─── Excerpted records ───
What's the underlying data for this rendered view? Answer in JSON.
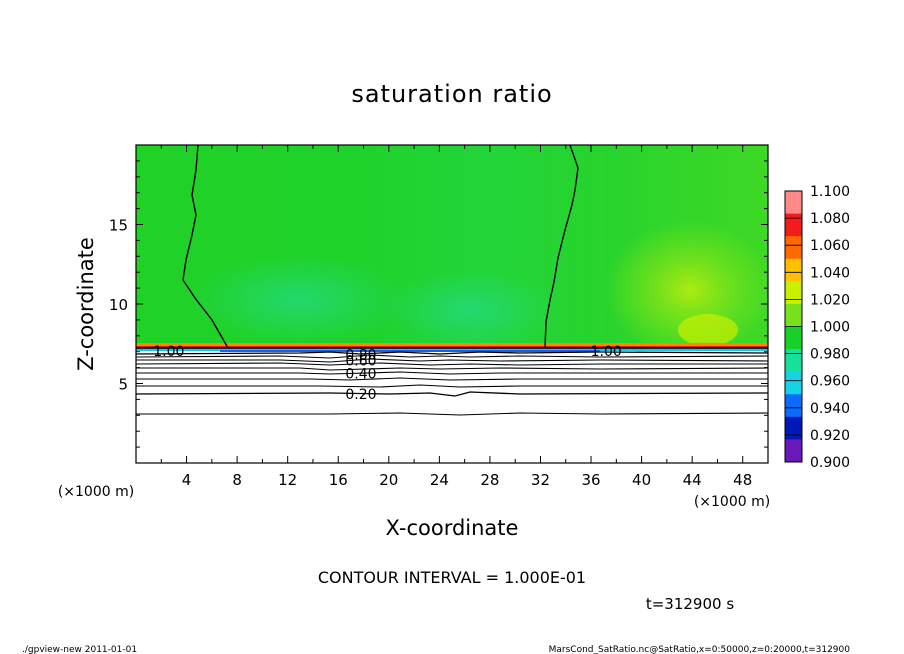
{
  "chart_data": {
    "type": "heatmap",
    "title": "saturation ratio",
    "xlabel": "X-coordinate",
    "ylabel": "Z-coordinate",
    "x_unit_label": "(×1000 m)",
    "y_unit_label": "(×1000 m)",
    "xlim": [
      0,
      50
    ],
    "ylim": [
      0,
      20
    ],
    "x_ticks": [
      "4",
      "8",
      "12",
      "16",
      "20",
      "24",
      "28",
      "32",
      "36",
      "40",
      "44",
      "48"
    ],
    "y_ticks": [
      "5",
      "10",
      "15"
    ],
    "colorbar_levels": [
      "1.100",
      "1.080",
      "1.060",
      "1.040",
      "1.020",
      "1.000",
      "0.980",
      "0.960",
      "0.940",
      "0.920",
      "0.900"
    ],
    "colorbar_colors": [
      "#ff8a8a",
      "#f21c1c",
      "#ff6a00",
      "#ffc000",
      "#c8f000",
      "#78e01c",
      "#19cf2a",
      "#18e09a",
      "#15d4e8",
      "#0a6cff",
      "#0018b8",
      "#6a18b8"
    ],
    "contour_labels": [
      {
        "text": "1.00",
        "x": 2.6,
        "z": 7.1
      },
      {
        "text": "1.00",
        "x": 37.2,
        "z": 7.1
      },
      {
        "text": "0.40",
        "x": 17.8,
        "z": 5.7
      },
      {
        "text": "0.20",
        "x": 17.8,
        "z": 4.4
      },
      {
        "text": "0.60",
        "x": 17.8,
        "z": 6.5
      },
      {
        "text": "0.80",
        "x": 17.8,
        "z": 6.9
      }
    ],
    "contour_interval": "CONTOUR INTERVAL = 1.000E-01",
    "time_label": "t=312900 s",
    "saturation_layer_z": 7.1
  },
  "footer": {
    "left": "./gpview-new   2011-01-01",
    "right": "MarsCond_SatRatio.nc@SatRatio,x=0:50000,z=0:20000,t=312900"
  }
}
───
Task goal -
In your copy of the records, include no pictures; repeat everything else exactly.

The reply -
What's the underlying data for this rendered view? Answer in JSON.
{
  "chart_data": {
    "type": "heatmap",
    "title": "saturation ratio",
    "xlabel": "X-coordinate",
    "ylabel": "Z-coordinate",
    "x_unit_label": "(×1000 m)",
    "y_unit_label": "(×1000 m)",
    "xlim": [
      0,
      50
    ],
    "ylim": [
      0,
      20
    ],
    "x_ticks": [
      "4",
      "8",
      "12",
      "16",
      "20",
      "24",
      "28",
      "32",
      "36",
      "40",
      "44",
      "48"
    ],
    "y_ticks": [
      "5",
      "10",
      "15"
    ],
    "colorbar_levels": [
      "1.100",
      "1.080",
      "1.060",
      "1.040",
      "1.020",
      "1.000",
      "0.980",
      "0.960",
      "0.940",
      "0.920",
      "0.900"
    ],
    "colorbar_colors": [
      "#ff8a8a",
      "#f21c1c",
      "#ff6a00",
      "#ffc000",
      "#c8f000",
      "#78e01c",
      "#19cf2a",
      "#18e09a",
      "#15d4e8",
      "#0a6cff",
      "#0018b8",
      "#6a18b8"
    ],
    "contour_labels": [
      {
        "text": "1.00",
        "x": 2.6,
        "z": 7.1
      },
      {
        "text": "1.00",
        "x": 37.2,
        "z": 7.1
      },
      {
        "text": "0.40",
        "x": 17.8,
        "z": 5.7
      },
      {
        "text": "0.20",
        "x": 17.8,
        "z": 4.4
      },
      {
        "text": "0.60",
        "x": 17.8,
        "z": 6.5
      },
      {
        "text": "0.80",
        "x": 17.8,
        "z": 6.9
      }
    ],
    "contour_interval": "CONTOUR INTERVAL = 1.000E-01",
    "time_label": "t=312900 s",
    "saturation_layer_z": 7.1
  },
  "footer": {
    "left": "./gpview-new   2011-01-01",
    "right": "MarsCond_SatRatio.nc@SatRatio,x=0:50000,z=0:20000,t=312900"
  }
}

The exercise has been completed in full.